Problem statement:
Write out the material again exactly, please, and omit the pictures.

Provided records:

--------

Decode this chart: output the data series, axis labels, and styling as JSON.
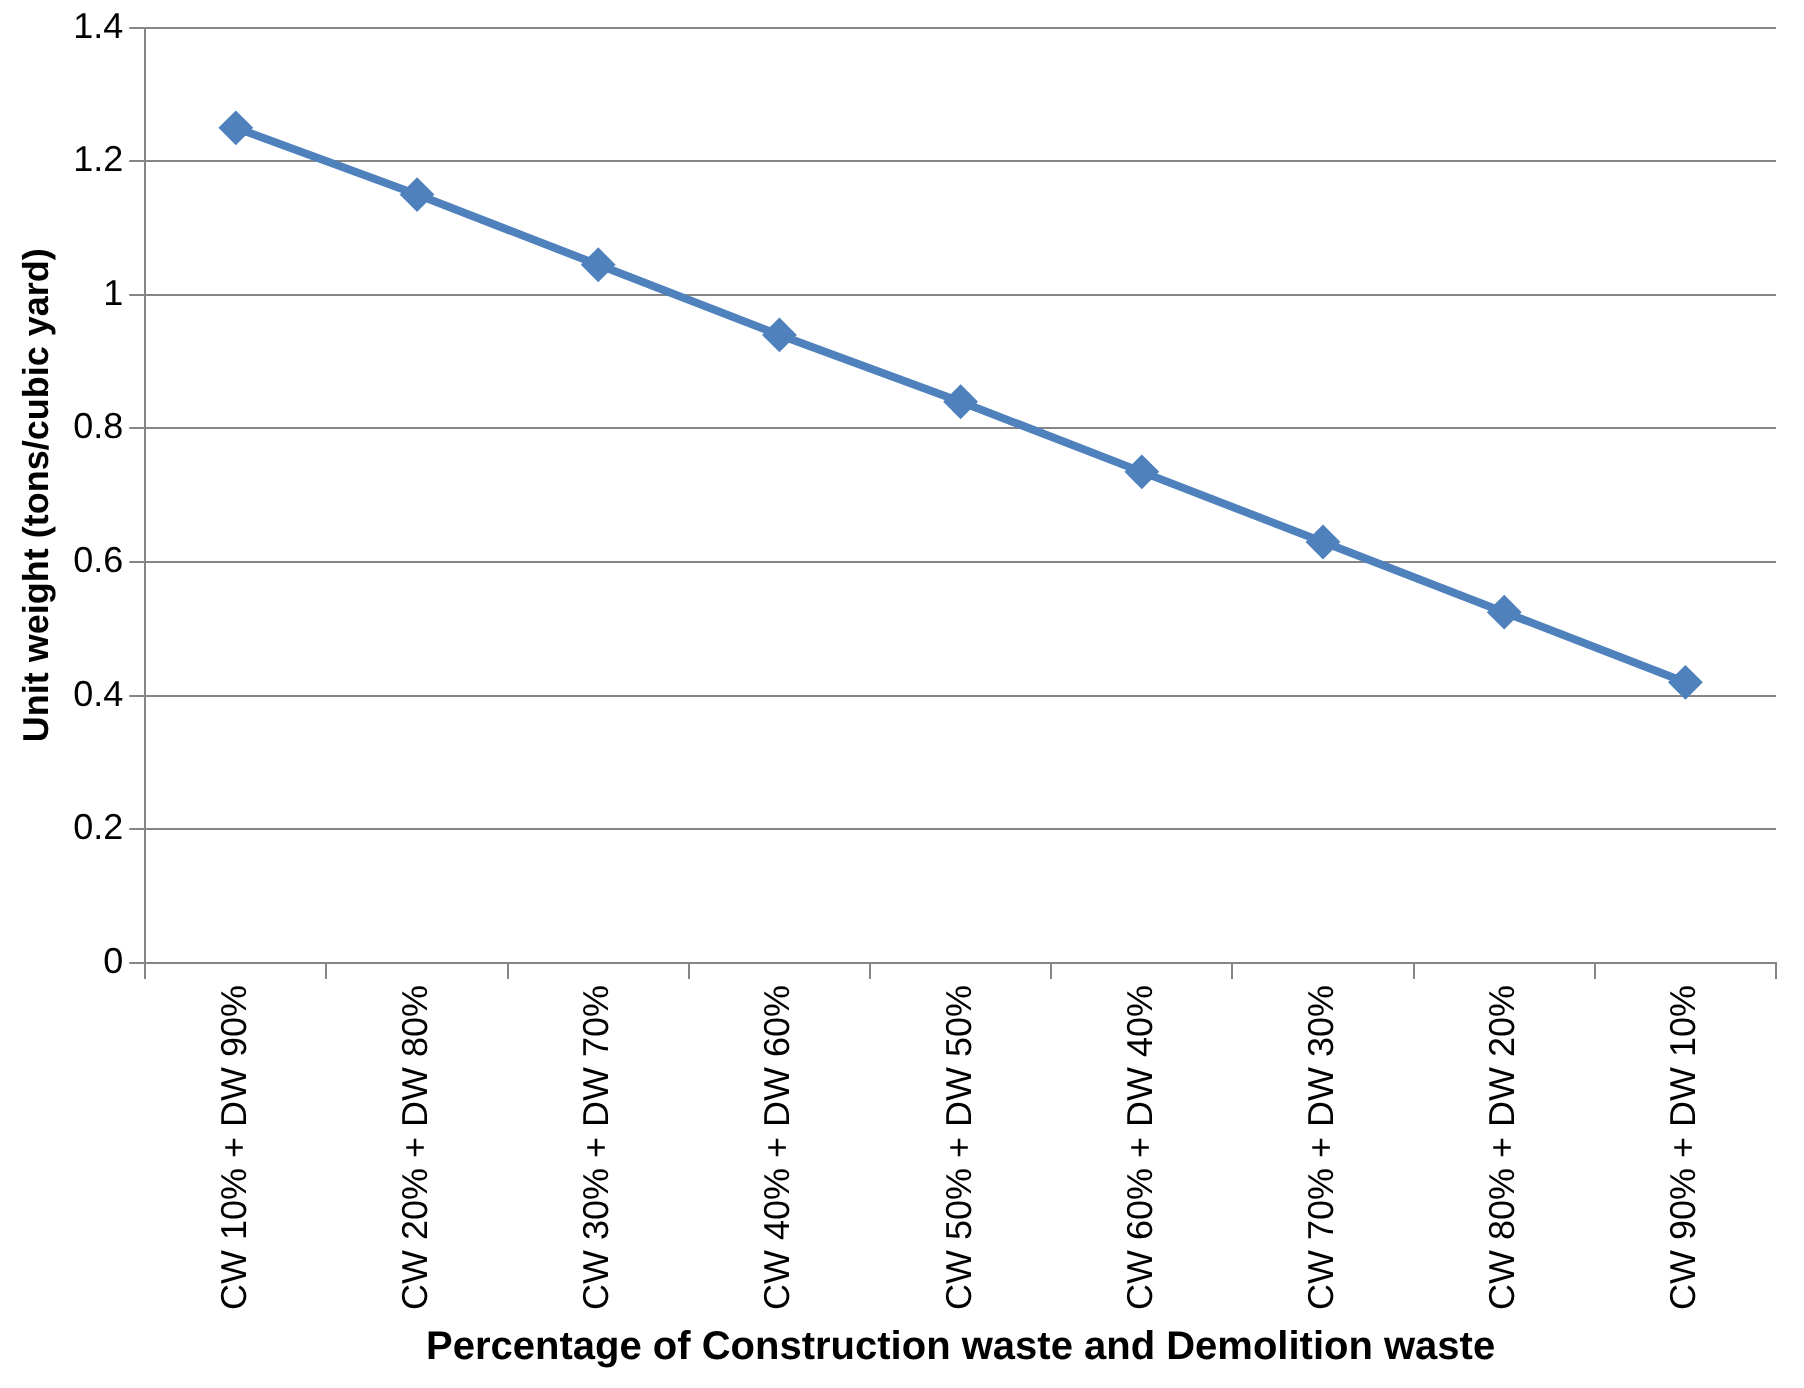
{
  "chart_data": {
    "type": "line",
    "xlabel": "Percentage of Construction waste and Demolition waste",
    "ylabel": "Unit weight (tons/cubic yard)",
    "categories": [
      "CW 10% + DW 90%",
      "CW 20% + DW 80%",
      "CW 30% + DW 70%",
      "CW 40% + DW 60%",
      "CW 50% + DW 50%",
      "CW 60% + DW 40%",
      "CW 70% + DW 30%",
      "CW 80% + DW 20%",
      "CW 90% + DW 10%"
    ],
    "series": [
      {
        "color": "#4f81bd",
        "values": [
          1.25,
          1.15,
          1.045,
          0.94,
          0.84,
          0.735,
          0.63,
          0.525,
          0.42
        ]
      }
    ],
    "ylim": [
      0,
      1.4
    ],
    "yticks": [
      0,
      0.2,
      0.4,
      0.6,
      0.8,
      1,
      1.2,
      1.4
    ],
    "grid": "y",
    "legend": false,
    "marker": "diamond",
    "line_style": "solid"
  }
}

--------

The completed task:
Decode this chart: output the data series, axis labels, and styling as JSON.
{
  "chart_data": {
    "type": "line",
    "xlabel": "Percentage of Construction waste and Demolition waste",
    "ylabel": "Unit weight (tons/cubic yard)",
    "categories": [
      "CW 10% + DW 90%",
      "CW 20% + DW 80%",
      "CW 30% + DW 70%",
      "CW 40% + DW 60%",
      "CW 50% + DW 50%",
      "CW 60% + DW 40%",
      "CW 70% + DW 30%",
      "CW 80% + DW 20%",
      "CW 90% + DW 10%"
    ],
    "series": [
      {
        "color": "#4f81bd",
        "values": [
          1.25,
          1.15,
          1.045,
          0.94,
          0.84,
          0.735,
          0.63,
          0.525,
          0.42
        ]
      }
    ],
    "ylim": [
      0,
      1.4
    ],
    "yticks": [
      0,
      0.2,
      0.4,
      0.6,
      0.8,
      1,
      1.2,
      1.4
    ],
    "grid": "y",
    "legend": false,
    "marker": "diamond",
    "line_style": "solid"
  }
}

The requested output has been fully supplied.